Problem details:
Every entry below should be repeated exactly; the pictures should not.

* start Data shown *

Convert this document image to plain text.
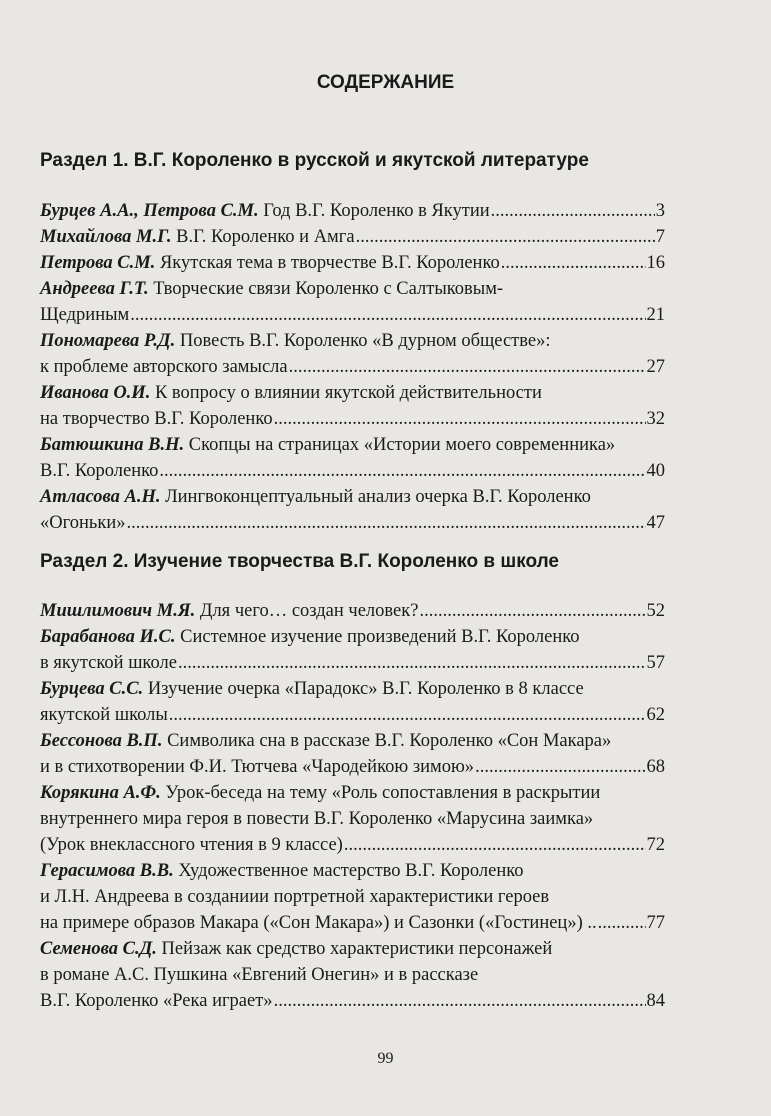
СОДЕРЖАНИЕ
Раздел 1. В.Г. Короленко в русской и якутской литературе
Бурцев А.А., Петрова С.М. Год В.Г. Короленко в Якутии .....	3
Михайлова М.Г. В.Г. Короленко и Амга .....	7
Петрова С.М. Якутская тема в творчестве В.Г. Короленко .....	16
Андреева Г.Т. Творческие связи Короленко с Салтыковым-
Щедриным .....	21
Пономарева Р.Д. Повесть В.Г. Короленко «В дурном обществе»:
к проблеме авторского замысла .....	27
Иванова О.И. К вопросу о влиянии якутской действительности
на творчество В.Г. Короленко .....	32
Батюшкина В.Н. Скопцы на страницах «Истории моего современника»
В.Г. Короленко .....	40
Атласова А.Н. Лингвоконцептуальный анализ очерка В.Г. Короленко
«Огоньки» .....	47
Раздел 2. Изучение творчества В.Г. Короленко в школе
Мишлимович М.Я. Для чего… создан человек? .....	52
Барабанова И.С. Системное изучение произведений В.Г. Короленко
в якутской школе .....	57
Бурцева С.С. Изучение очерка «Парадокс» В.Г. Короленко в 8 классе
якутской школы .....	62
Бессонова В.П. Символика сна в рассказе В.Г. Короленко «Сон Макара»
и в стихотворении Ф.И. Тютчева «Чародейкою зимою» .....	68
Корякина А.Ф. Урок-беседа на тему «Роль сопоставления в раскрытии
внутреннего мира героя в повести В.Г. Короленко «Марусина заимка»
(Урок внеклассного чтения в 9 классе) .....	72
Герасимова В.В. Художественное мастерство В.Г. Короленко
и Л.Н. Андреева в созданиии портретной характеристики героев
на примере образов Макара («Сон Макара») и Сазонки («Гостинец») .. .....	77
Семенова С.Д. Пейзаж как средство характеристики персонажей
в романе А.С. Пушкина «Евгений Онегин» и в рассказе
В.Г. Короленко «Река играет» .....	84
99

* end Data shown *

Expected answer:
Convert this document image to plain text.
СОДЕРЖАНИЕ
Раздел 1. В.Г. Короленко в русской и якутской литературе
Бурцев А.А., Петрова С.М. Год В.Г. Короленко в Якутии .....	3
Михайлова М.Г. В.Г. Короленко и Амга .....	7
Петрова С.М. Якутская тема в творчестве В.Г. Короленко .....	16
Андреева Г.Т. Творческие связи Короленко с Салтыковым-
Щедриным .....	21
Пономарева Р.Д. Повесть В.Г. Короленко «В дурном обществе»:
к проблеме авторского замысла .....	27
Иванова О.И. К вопросу о влиянии якутской действительности
на творчество В.Г. Короленко .....	32
Батюшкина В.Н. Скопцы на страницах «Истории моего современника»
В.Г. Короленко .....	40
Атласова А.Н. Лингвоконцептуальный анализ очерка В.Г. Короленко
«Огоньки» .....	47
Раздел 2. Изучение творчества В.Г. Короленко в школе
Мишлимович М.Я. Для чего… создан человек? .....	52
Барабанова И.С. Системное изучение произведений В.Г. Короленко
в якутской школе .....	57
Бурцева С.С. Изучение очерка «Парадокс» В.Г. Короленко в 8 классе
якутской школы .....	62
Бессонова В.П. Символика сна в рассказе В.Г. Короленко «Сон Макара»
и в стихотворении Ф.И. Тютчева «Чародейкою зимою» .....	68
Корякина А.Ф. Урок-беседа на тему «Роль сопоставления в раскрытии
внутреннего мира героя в повести В.Г. Короленко «Марусина заимка»
(Урок внеклассного чтения в 9 классе) .....	72
Герасимова В.В. Художественное мастерство В.Г. Короленко
и Л.Н. Андреева в созданиии портретной характеристики героев
на примере образов Макара («Сон Макара») и Сазонки («Гостинец») .. .....	77
Семенова С.Д. Пейзаж как средство характеристики персонажей
в романе А.С. Пушкина «Евгений Онегин» и в рассказе
В.Г. Короленко «Река играет» .....	84
99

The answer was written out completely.